- PROVIDED RECORDS

↓

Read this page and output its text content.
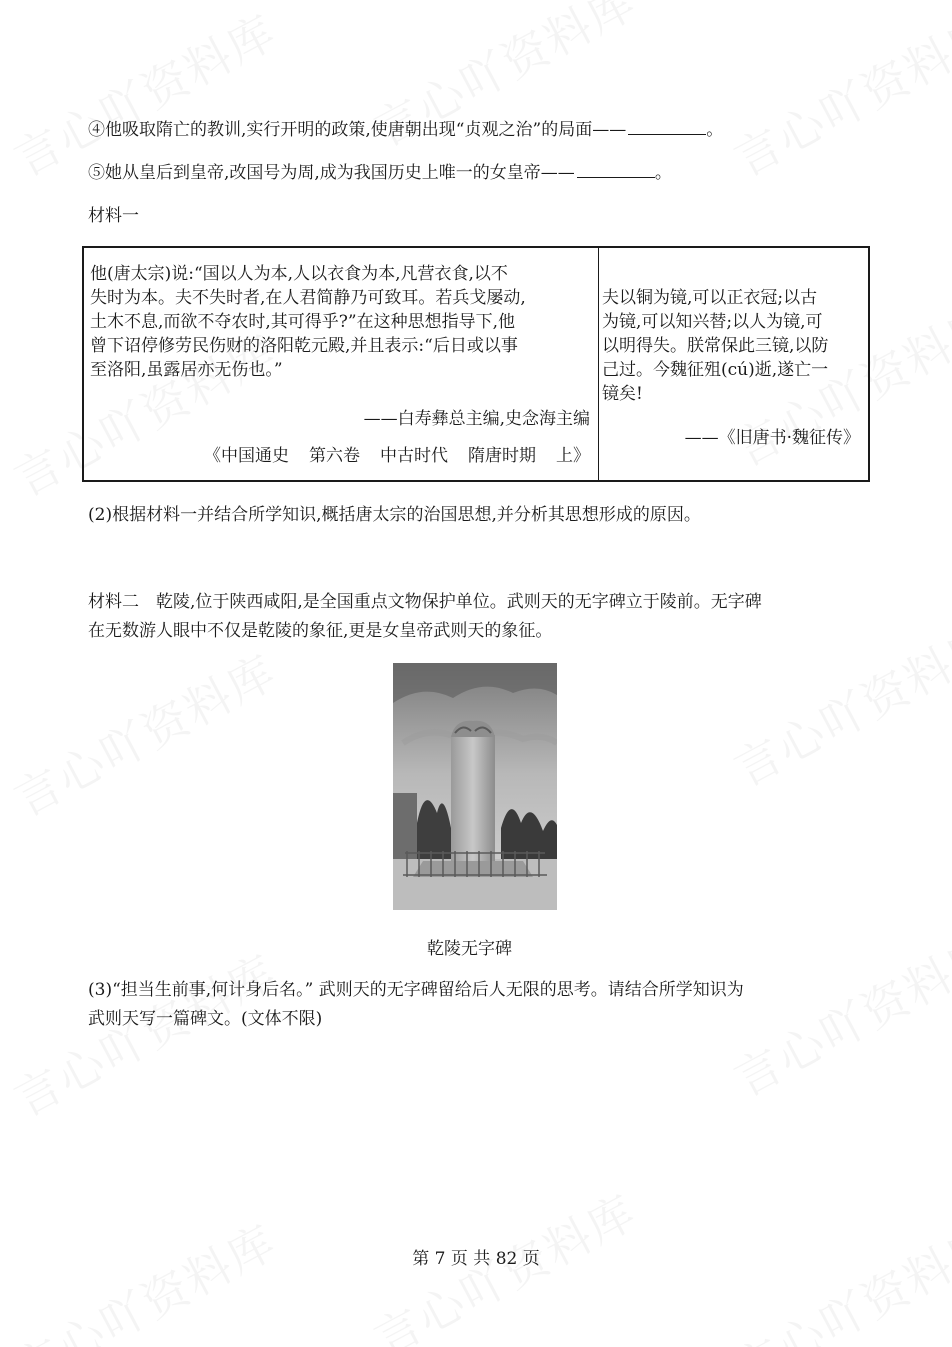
④他吸取隋亡的教训,实行开明的政策,使唐朝出现“贞观之治”的局面——	。
⑤她从皇后到皇帝,改国号为周,成为我国历史上唯一的女皇帝——	。
材料一
他(唐太宗)说:“国以人为本,人以衣食为本,凡营衣食,以不
失时为本。夫不失时者,在人君简静乃可致耳。若兵戈屡动,
土木不息,而欲不夺农时,其可得乎?”在这种思想指导下,他
曾下诏停修劳民伤财的洛阳乾元殿,并且表示:“后日或以事
至洛阳,虽露居亦无伤也。”
——白寿彝总主编,史念海主编
《中国通史 第六卷 中古时代 隋唐时期 上》
夫以铜为镜,可以正衣冠;以古
为镜,可以知兴替;以人为镜,可
以明得失。朕常保此三镜,以防
己过。今魏征殂(cú)逝,遂亡一
镜矣!
——《旧唐书·魏征传》
(2)根据材料一并结合所学知识,概括唐太宗的治国思想,并分析其思想形成的原因。
材料二　乾陵,位于陕西咸阳,是全国重点文物保护单位。武则天的无字碑立于陵前。无字碑
在无数游人眼中不仅是乾陵的象征,更是女皇帝武则天的象征。
乾陵无字碑
(3)“担当生前事,何计身后名。” 武则天的无字碑留给后人无限的思考。请结合所学知识为
武则天写一篇碑文。(文体不限)
第 7 页 共 82 页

↑

- THE EXERCISE
Print all of the records shown above exactly, leaving out each picture.

- SOLUTION BELOW
Read this page and output its text content.
④他吸取隋亡的教训,实行开明的政策,使唐朝出现“贞观之治”的局面——	。
⑤她从皇后到皇帝,改国号为周,成为我国历史上唯一的女皇帝——	。
材料一
他(唐太宗)说:“国以人为本,人以衣食为本,凡营衣食,以不
失时为本。夫不失时者,在人君简静乃可致耳。若兵戈屡动,
土木不息,而欲不夺农时,其可得乎?”在这种思想指导下,他
曾下诏停修劳民伤财的洛阳乾元殿,并且表示:“后日或以事
至洛阳,虽露居亦无伤也。”
——白寿彝总主编,史念海主编
《中国通史 第六卷 中古时代 隋唐时期 上》
夫以铜为镜,可以正衣冠;以古
为镜,可以知兴替;以人为镜,可
以明得失。朕常保此三镜,以防
己过。今魏征殂(cú)逝,遂亡一
镜矣!
——《旧唐书·魏征传》
(2)根据材料一并结合所学知识,概括唐太宗的治国思想,并分析其思想形成的原因。
材料二　乾陵,位于陕西咸阳,是全国重点文物保护单位。武则天的无字碑立于陵前。无字碑
在无数游人眼中不仅是乾陵的象征,更是女皇帝武则天的象征。
乾陵无字碑
(3)“担当生前事,何计身后名。” 武则天的无字碑留给后人无限的思考。请结合所学知识为
武则天写一篇碑文。(文体不限)
第 7 页 共 82 页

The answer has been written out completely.